Pull each line holding "สอดคล" out of the entries below.

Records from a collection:
════════════════

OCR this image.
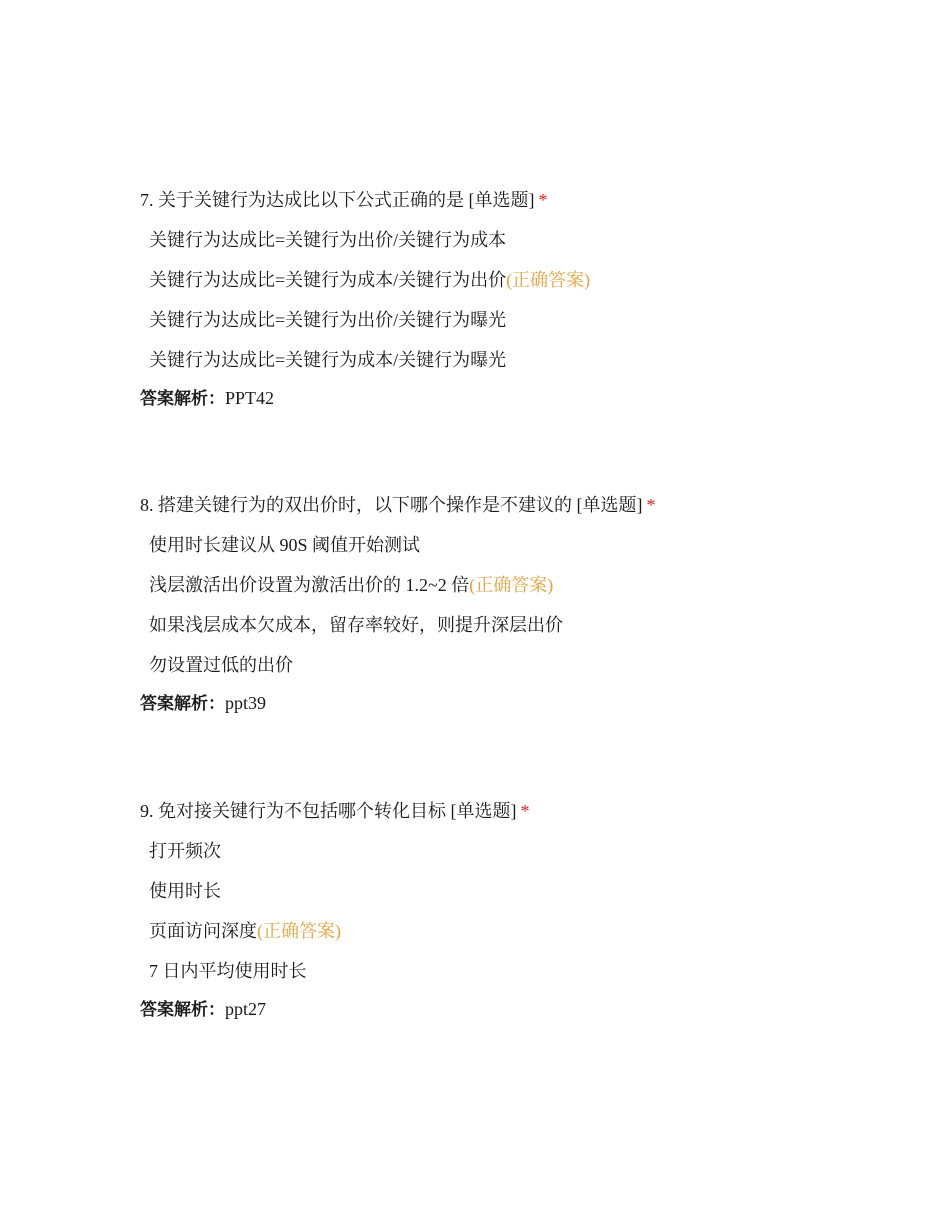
7. 关于关键行为达成比以下公式正确的是 [单选题] *
关键行为达成比=关键行为出价/关键行为成本
关键行为达成比=关键行为成本/关键行为出价(正确答案)
关键行为达成比=关键行为出价/关键行为曝光
关键行为达成比=关键行为成本/关键行为曝光
答案解析：PPT42
8. 搭建关键行为的双出价时，以下哪个操作是不建议的 [单选题] *
使用时长建议从 90S 阈值开始测试
浅层激活出价设置为激活出价的 1.2~2 倍(正确答案)
如果浅层成本欠成本，留存率较好，则提升深层出价
勿设置过低的出价
答案解析：ppt39
9. 免对接关键行为不包括哪个转化目标 [单选题] *
打开频次
使用时长
页面访问深度(正确答案)
7 日内平均使用时长
答案解析：ppt27
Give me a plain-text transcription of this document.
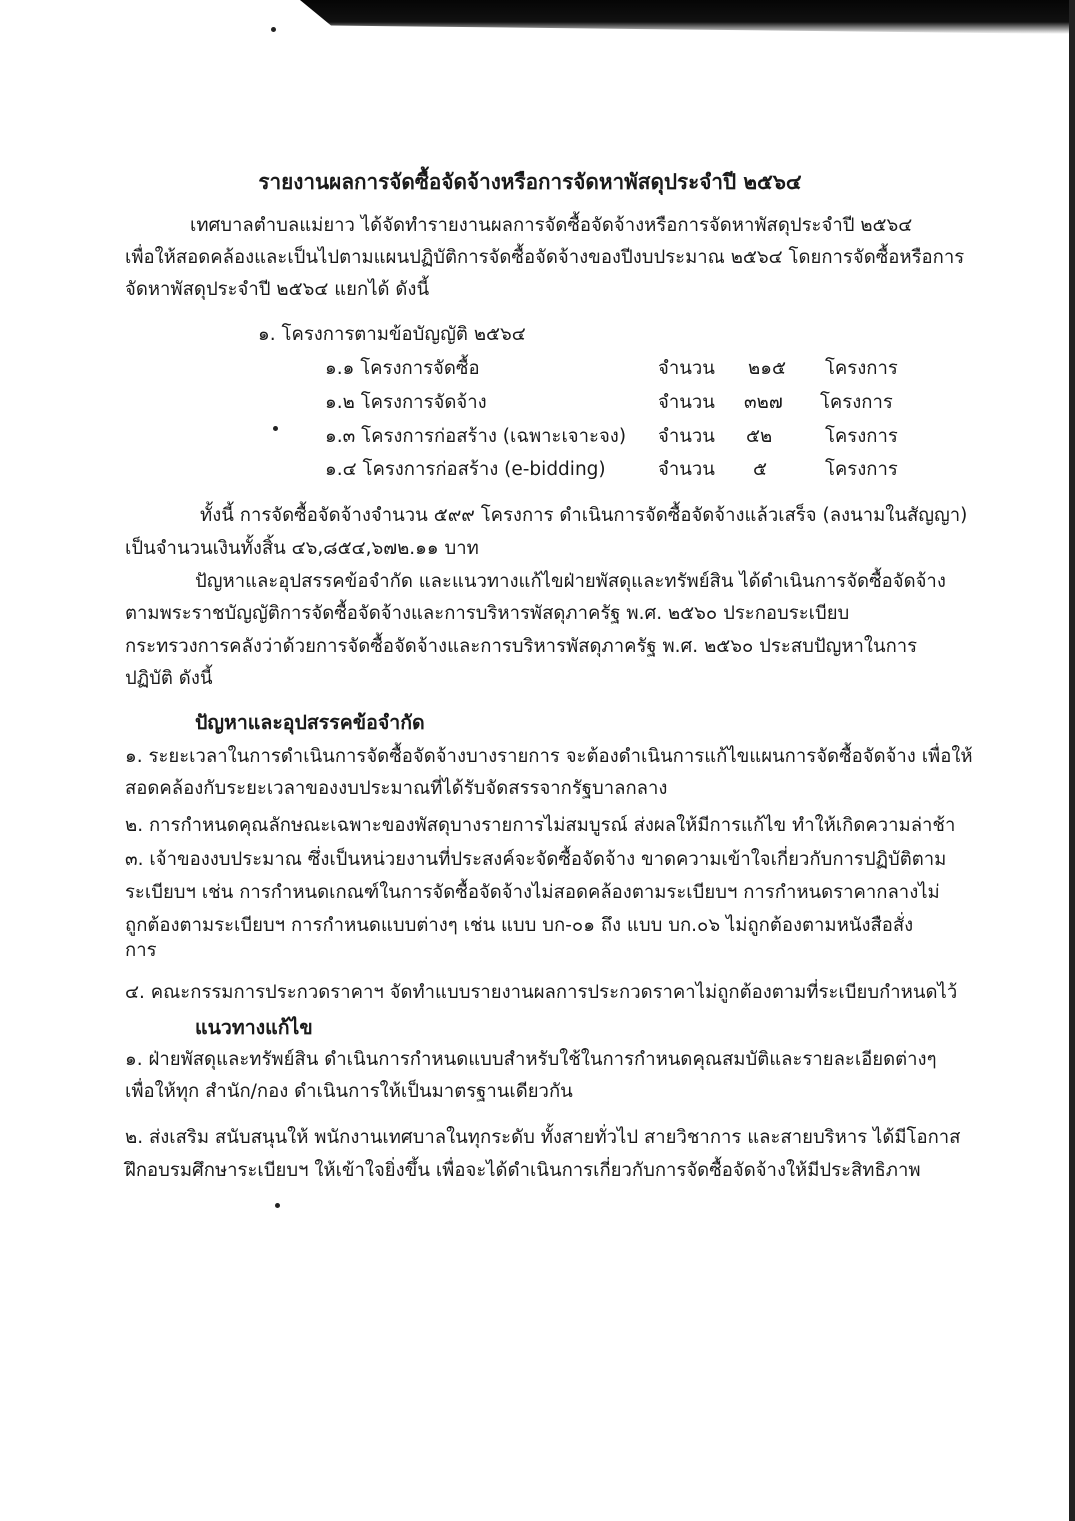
รายงานผลการจัดซื้อจัดจ้างหรือการจัดหาพัสดุประจำปี ๒๕๖๔
เทศบาลตำบลแม่ยาว ได้จัดทำรายงานผลการจัดซื้อจัดจ้างหรือการจัดหาพัสดุประจำปี ๒๕๖๔
เพื่อให้สอดคล้องและเป็นไปตามแผนปฏิบัติการจัดซื้อจัดจ้างของปีงบประมาณ ๒๕๖๔ โดยการจัดซื้อหรือการ
จัดหาพัสดุประจำปี ๒๕๖๔ แยกได้ ดังนี้
๑. โครงการตามข้อบัญญัติ ๒๕๖๔
๑.๑ โครงการจัดซื้อ	จำนวน ๒๑๕ โครงการ
๑.๒ โครงการจัดจ้าง	จำนวน ๓๒๗ โครงการ
๑.๓ โครงการก่อสร้าง (เฉพาะเจาะจง) จำนวน ๕๒	โครงการ
๑.๔ โครงการก่อสร้าง (e-bidding)	จำนวน ๕	โครงการ
ทั้งนี้ การจัดซื้อจัดจ้างจำนวน ๕๙๙ โครงการ ดำเนินการจัดซื้อจัดจ้างแล้วเสร็จ (ลงนามในสัญญา)
เป็นจำนวนเงินทั้งสิ้น ๔๖,๘๕๔,๖๗๒.๑๑ บาท
ปัญหาและอุปสรรคข้อจำกัด และแนวทางแก้ไขฝ่ายพัสดุและทรัพย์สิน ได้ดำเนินการจัดซื้อจัดจ้าง
ตามพระราชบัญญัติการจัดซื้อจัดจ้างและการบริหารพัสดุภาครัฐ พ.ศ. ๒๕๖๐ ประกอบระเบียบ
กระทรวงการคลังว่าด้วยการจัดซื้อจัดจ้างและการบริหารพัสดุภาครัฐ พ.ศ. ๒๕๖๐ ประสบปัญหาในการ
ปฏิบัติ ดังนี้
ปัญหาและอุปสรรคข้อจำกัด
๑. ระยะเวลาในการดำเนินการจัดซื้อจัดจ้างบางรายการ จะต้องดำเนินการแก้ไขแผนการจัดซื้อจัดจ้าง เพื่อให้
สอดคล้องกับระยะเวลาของงบประมาณที่ได้รับจัดสรรจากรัฐบาลกลาง
๒. การกำหนดคุณลักษณะเฉพาะของพัสดุบางรายการไม่สมบูรณ์ ส่งผลให้มีการแก้ไข ทำให้เกิดความล่าช้า
๓. เจ้าของงบประมาณ ซึ่งเป็นหน่วยงานที่ประสงค์จะจัดซื้อจัดจ้าง ขาดความเข้าใจเกี่ยวกับการปฏิบัติตาม
ระเบียบฯ เช่น การกำหนดเกณฑ์ในการจัดซื้อจัดจ้างไม่สอดคล้องตามระเบียบฯ การกำหนดราคากลางไม่
ถูกต้องตามระเบียบฯ การกำหนดแบบต่างๆ เช่น แบบ บก-๐๑ ถึง แบบ บก.๐๖ ไม่ถูกต้องตามหนังสือสั่ง
การ
๔. คณะกรรมการประกวดราคาฯ จัดทำแบบรายงานผลการประกวดราคาไม่ถูกต้องตามที่ระเบียบกำหนดไว้
แนวทางแก้ไข
๑. ฝ่ายพัสดุและทรัพย์สิน ดำเนินการกำหนดแบบสำหรับใช้ในการกำหนดคุณสมบัติและรายละเอียดต่างๆ
เพื่อให้ทุก สำนัก/กอง ดำเนินการให้เป็นมาตรฐานเดียวกัน
๒. ส่งเสริม สนับสนุนให้ พนักงานเทศบาลในทุกระดับ ทั้งสายทั่วไป สายวิชาการ และสายบริหาร ได้มีโอกาส
ฝึกอบรมศึกษาระเบียบฯ ให้เข้าใจยิ่งขึ้น เพื่อจะได้ดำเนินการเกี่ยวกับการจัดซื้อจัดจ้างให้มีประสิทธิภาพ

════════════════

COMPLETE OUTPUT
เพื่อให้สอดคล้องและเป็นไปตามแผนปฏิบัติการจัดซื้อจัดจ้างของปีงบประมาณ ๒๕๖๔ โดยการจัดซื้อหรือการ
สอดคล้องกับระยะเวลาของงบประมาณที่ได้รับจัดสรรจากรัฐบาลกลาง
ระเบียบฯ เช่น การกำหนดเกณฑ์ในการจัดซื้อจัดจ้างไม่สอดคล้องตามระเบียบฯ การกำหนดราคากลางไม่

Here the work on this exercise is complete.